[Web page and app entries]
↓
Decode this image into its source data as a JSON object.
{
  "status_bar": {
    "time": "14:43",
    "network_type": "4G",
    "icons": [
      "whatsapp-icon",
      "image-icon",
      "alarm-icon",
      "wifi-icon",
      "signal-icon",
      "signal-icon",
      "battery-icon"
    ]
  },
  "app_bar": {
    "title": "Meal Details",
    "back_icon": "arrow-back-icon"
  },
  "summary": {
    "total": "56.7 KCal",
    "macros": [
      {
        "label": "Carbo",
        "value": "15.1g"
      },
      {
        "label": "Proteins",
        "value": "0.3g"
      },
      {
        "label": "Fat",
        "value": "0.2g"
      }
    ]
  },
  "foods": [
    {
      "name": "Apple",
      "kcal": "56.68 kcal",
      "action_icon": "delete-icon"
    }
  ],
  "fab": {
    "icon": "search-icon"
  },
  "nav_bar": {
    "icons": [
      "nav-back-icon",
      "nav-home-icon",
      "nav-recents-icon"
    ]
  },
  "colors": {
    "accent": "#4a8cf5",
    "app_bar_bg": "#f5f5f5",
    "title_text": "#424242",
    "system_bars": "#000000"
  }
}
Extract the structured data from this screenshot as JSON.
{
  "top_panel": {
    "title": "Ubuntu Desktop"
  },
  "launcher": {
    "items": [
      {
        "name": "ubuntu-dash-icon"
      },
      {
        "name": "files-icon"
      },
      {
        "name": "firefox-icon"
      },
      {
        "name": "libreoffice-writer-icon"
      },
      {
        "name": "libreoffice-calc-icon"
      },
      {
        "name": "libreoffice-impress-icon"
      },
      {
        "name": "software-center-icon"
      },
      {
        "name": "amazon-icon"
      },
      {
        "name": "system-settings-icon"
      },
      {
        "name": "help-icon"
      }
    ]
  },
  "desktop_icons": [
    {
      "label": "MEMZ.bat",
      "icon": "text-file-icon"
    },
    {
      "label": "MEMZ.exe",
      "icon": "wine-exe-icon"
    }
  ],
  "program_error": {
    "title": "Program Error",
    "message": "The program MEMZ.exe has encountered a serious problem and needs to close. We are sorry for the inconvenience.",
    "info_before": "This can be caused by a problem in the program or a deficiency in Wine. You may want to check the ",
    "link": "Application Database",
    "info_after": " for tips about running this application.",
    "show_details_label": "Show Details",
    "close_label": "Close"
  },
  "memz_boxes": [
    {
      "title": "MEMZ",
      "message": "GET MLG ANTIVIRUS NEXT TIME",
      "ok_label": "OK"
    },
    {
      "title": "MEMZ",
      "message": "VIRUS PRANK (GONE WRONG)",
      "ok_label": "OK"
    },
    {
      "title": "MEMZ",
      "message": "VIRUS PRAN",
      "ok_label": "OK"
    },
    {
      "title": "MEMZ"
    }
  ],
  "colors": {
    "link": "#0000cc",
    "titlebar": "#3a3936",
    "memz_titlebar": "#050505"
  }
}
↑
- [Work order]
Where a line of the data contains "back", copy that line.

- [Exercise answer]
    "back_icon": "arrow-back-icon"
      "nav-back-icon",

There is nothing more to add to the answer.